▶ Rows:

============================================================

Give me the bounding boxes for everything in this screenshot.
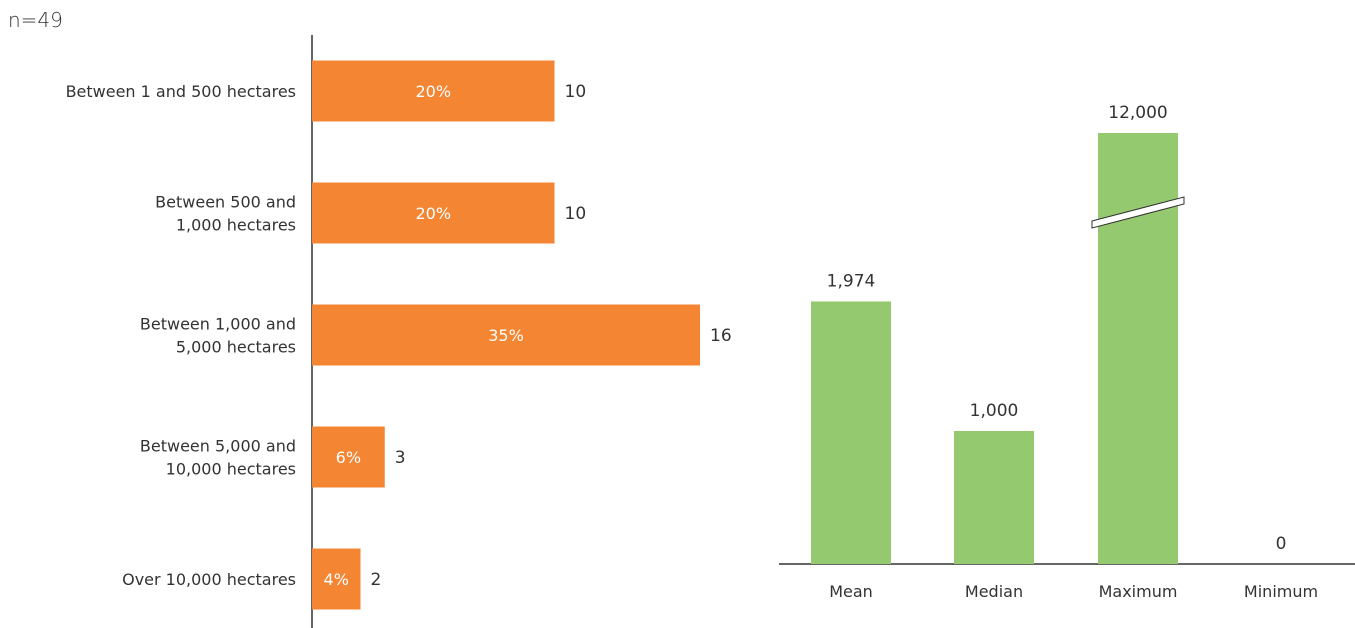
sample-size-note: n=49 xyxy=(8,8,63,32)
bar-maximum xyxy=(1098,133,1178,564)
bar-1 xyxy=(312,60,555,122)
value-label: 12,000 xyxy=(1108,103,1167,123)
percent-label: 20% xyxy=(415,82,451,101)
category-label: Mean xyxy=(829,582,873,601)
bar-3 xyxy=(312,304,700,366)
value-label: 1,974 xyxy=(827,271,876,291)
category-label: Median xyxy=(965,582,1023,601)
percent-label: 20% xyxy=(415,204,451,223)
value-label: 16 xyxy=(710,326,732,346)
category-label: 5,000 hectares xyxy=(176,338,296,357)
percent-label: 4% xyxy=(324,570,349,589)
value-label: 10 xyxy=(565,204,587,224)
value-label: 2 xyxy=(371,570,382,590)
category-label: Maximum xyxy=(1099,582,1178,601)
axis-break-mark xyxy=(1091,196,1185,229)
value-label: 1,000 xyxy=(970,401,1019,421)
category-label: Over 10,000 hectares xyxy=(122,570,296,589)
bar-5 xyxy=(312,548,361,610)
value-label: 10 xyxy=(565,82,587,102)
bar-median xyxy=(954,431,1034,564)
category-label: Between 500 and xyxy=(155,193,296,212)
category-label: 1,000 hectares xyxy=(176,216,296,235)
value-label: 0 xyxy=(1276,534,1287,554)
percent-label: 35% xyxy=(488,326,524,345)
percent-label: 6% xyxy=(336,448,361,467)
category-label: Between 1 and 500 hectares xyxy=(66,82,296,101)
category-label: 10,000 hectares xyxy=(166,460,296,479)
bar-mean xyxy=(811,301,891,564)
category-label: Between 5,000 and xyxy=(140,437,296,456)
bar-4 xyxy=(312,426,385,488)
summary-statistics-bar-chart: 1,974 Mean 1,000 Median 12,000 Maximum 0 Minimu… xyxy=(779,103,1355,601)
bar-2 xyxy=(312,182,555,244)
category-label: Minimum xyxy=(1244,582,1318,601)
value-label: 3 xyxy=(395,448,406,468)
category-label: Between 1,000 and xyxy=(140,315,296,334)
hectare-range-bar-chart: 20% 10 Between 1 and 500 hectares 20% 10 Betw… xyxy=(66,35,732,628)
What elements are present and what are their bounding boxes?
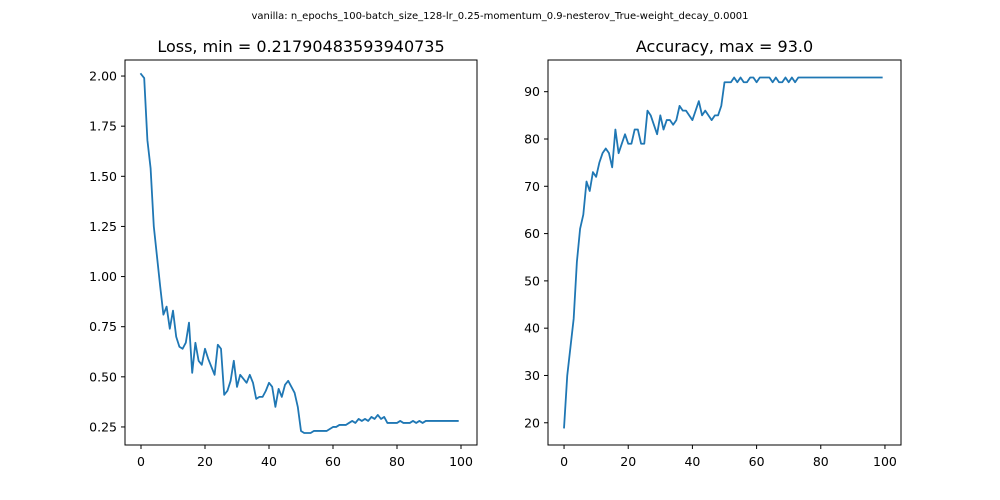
- loss-xtick-label: 40: [261, 454, 277, 469]
- accuracy-xtick-label: 60: [749, 454, 765, 469]
- loss-title: Loss, min = 0.21790483593940735: [157, 37, 444, 56]
- loss-ytick-label: 0.50: [89, 369, 117, 384]
- accuracy-ytick-label: 50: [524, 273, 540, 288]
- loss-xtick-label: 100: [449, 454, 473, 469]
- loss-xtick-label: 0: [137, 454, 145, 469]
- accuracy-ytick-label: 70: [524, 179, 540, 194]
- loss-axes-frame: [124, 59, 478, 446]
- loss-ytick-label: 1.25: [89, 219, 117, 234]
- loss-series-line: [139, 72, 459, 434]
- loss-ytick-label: 2.00: [89, 69, 117, 84]
- loss-axes: Loss, min = 0.21790483593940735 0 20 40 60 80…: [89, 37, 478, 469]
- accuracy-ytick-label: 60: [524, 226, 540, 241]
- accuracy-xtick-label: 100: [873, 454, 897, 469]
- loss-ytick-label: 1.00: [89, 269, 117, 284]
- loss-ytick-label: 0.25: [89, 419, 117, 434]
- accuracy-ytick-label: 40: [524, 321, 540, 336]
- loss-xtick-label: 60: [325, 454, 341, 469]
- accuracy-ytick-label: 80: [524, 131, 540, 146]
- loss-ytick-label: 1.75: [89, 119, 117, 134]
- accuracy-axes: Accuracy, max = 93.0 0 20 40 60 80 100 20 30 40 50…: [524, 37, 902, 469]
- accuracy-ytick-label: 90: [524, 84, 540, 99]
- figure-suptitle: vanilla: n_epochs_100-batch_size_128-lr_…: [251, 11, 748, 22]
- accuracy-xtick-label: 0: [560, 454, 568, 469]
- accuracy-ytick-label: 30: [524, 368, 540, 383]
- loss-ytick-label: 0.75: [89, 319, 117, 334]
- accuracy-ytick-label: 20: [524, 415, 540, 430]
- accuracy-title: Accuracy, max = 93.0: [636, 37, 813, 56]
- loss-xtick-label: 20: [197, 454, 213, 469]
- accuracy-axes-frame: [547, 59, 902, 446]
- accuracy-xtick-label: 40: [684, 454, 700, 469]
- loss-ytick-label: 1.50: [89, 169, 117, 184]
- loss-xtick-label: 80: [389, 454, 405, 469]
- accuracy-xtick-label: 80: [813, 454, 829, 469]
- accuracy-series-line: [563, 76, 883, 429]
- accuracy-xtick-label: 20: [620, 454, 636, 469]
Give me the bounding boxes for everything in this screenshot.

============================================================

▶ Set task: Can you rewrite every item above with "bounding boxes" changed to "coordinates" and everything else kept the same? Leave the pictures out.

▶ The result:
Give me the coordinates for everything in this screenshot.
sample-size-note: n=49 xyxy=(8,8,63,32)
bar-maximum xyxy=(1098,133,1178,564)
bar-1 xyxy=(312,60,555,122)
value-label: 12,000 xyxy=(1108,103,1167,123)
percent-label: 20% xyxy=(415,82,451,101)
category-label: Mean xyxy=(829,582,873,601)
bar-3 xyxy=(312,304,700,366)
value-label: 1,974 xyxy=(827,271,876,291)
category-label: Median xyxy=(965,582,1023,601)
percent-label: 20% xyxy=(415,204,451,223)
value-label: 16 xyxy=(710,326,732,346)
category-label: 5,000 hectares xyxy=(176,338,296,357)
percent-label: 4% xyxy=(324,570,349,589)
value-label: 10 xyxy=(565,204,587,224)
value-label: 2 xyxy=(371,570,382,590)
category-label: Maximum xyxy=(1099,582,1178,601)
axis-break-mark xyxy=(1091,196,1185,229)
value-label: 1,000 xyxy=(970,401,1019,421)
category-label: Over 10,000 hectares xyxy=(122,570,296,589)
bar-5 xyxy=(312,548,361,610)
value-label: 10 xyxy=(565,82,587,102)
bar-median xyxy=(954,431,1034,564)
category-label: Between 500 and xyxy=(155,193,296,212)
category-label: 1,000 hectares xyxy=(176,216,296,235)
value-label: 0 xyxy=(1276,534,1287,554)
percent-label: 35% xyxy=(488,326,524,345)
percent-label: 6% xyxy=(336,448,361,467)
category-label: Between 1 and 500 hectares xyxy=(66,82,296,101)
category-label: 10,000 hectares xyxy=(166,460,296,479)
bar-mean xyxy=(811,301,891,564)
category-label: Between 5,000 and xyxy=(140,437,296,456)
bar-4 xyxy=(312,426,385,488)
summary-statistics-bar-chart: 1,974 Mean 1,000 Median 12,000 Maximum 0 Minimu… xyxy=(779,103,1355,601)
bar-2 xyxy=(312,182,555,244)
category-label: Minimum xyxy=(1244,582,1318,601)
value-label: 3 xyxy=(395,448,406,468)
category-label: Between 1,000 and xyxy=(140,315,296,334)
hectare-range-bar-chart: 20% 10 Between 1 and 500 hectares 20% 10 Betw… xyxy=(66,35,732,628)
What elements are present and what are their coordinates?
- loss-xtick-label: 40: [261, 454, 277, 469]
- accuracy-xtick-label: 60: [749, 454, 765, 469]
- loss-title: Loss, min = 0.21790483593940735: [157, 37, 444, 56]
- loss-ytick-label: 0.50: [89, 369, 117, 384]
- accuracy-ytick-label: 50: [524, 273, 540, 288]
- loss-xtick-label: 100: [449, 454, 473, 469]
- loss-xtick-label: 0: [137, 454, 145, 469]
- accuracy-ytick-label: 70: [524, 179, 540, 194]
- loss-axes-frame: [124, 59, 478, 446]
- loss-ytick-label: 1.25: [89, 219, 117, 234]
- loss-series-line: [139, 72, 459, 434]
- loss-ytick-label: 2.00: [89, 69, 117, 84]
- loss-axes: Loss, min = 0.21790483593940735 0 20 40 60 80…: [89, 37, 478, 469]
- accuracy-ytick-label: 60: [524, 226, 540, 241]
- accuracy-xtick-label: 100: [873, 454, 897, 469]
- loss-ytick-label: 1.00: [89, 269, 117, 284]
- loss-ytick-label: 0.25: [89, 419, 117, 434]
- accuracy-ytick-label: 40: [524, 321, 540, 336]
- loss-xtick-label: 60: [325, 454, 341, 469]
- accuracy-ytick-label: 80: [524, 131, 540, 146]
- loss-ytick-label: 1.75: [89, 119, 117, 134]
- accuracy-axes: Accuracy, max = 93.0 0 20 40 60 80 100 20 30 40 50…: [524, 37, 902, 469]
- accuracy-ytick-label: 90: [524, 84, 540, 99]
- figure-suptitle: vanilla: n_epochs_100-batch_size_128-lr_…: [251, 11, 748, 22]
- accuracy-xtick-label: 0: [560, 454, 568, 469]
- accuracy-ytick-label: 30: [524, 368, 540, 383]
- loss-ytick-label: 0.75: [89, 319, 117, 334]
- accuracy-ytick-label: 20: [524, 415, 540, 430]
- accuracy-title: Accuracy, max = 93.0: [636, 37, 813, 56]
- loss-xtick-label: 20: [197, 454, 213, 469]
- accuracy-axes-frame: [547, 59, 902, 446]
- accuracy-xtick-label: 40: [684, 454, 700, 469]
- loss-ytick-label: 1.50: [89, 169, 117, 184]
- loss-xtick-label: 80: [389, 454, 405, 469]
- accuracy-xtick-label: 80: [813, 454, 829, 469]
- accuracy-series-line: [563, 76, 883, 429]
- accuracy-xtick-label: 20: [620, 454, 636, 469]
Give me the coordinates for everything in this screenshot.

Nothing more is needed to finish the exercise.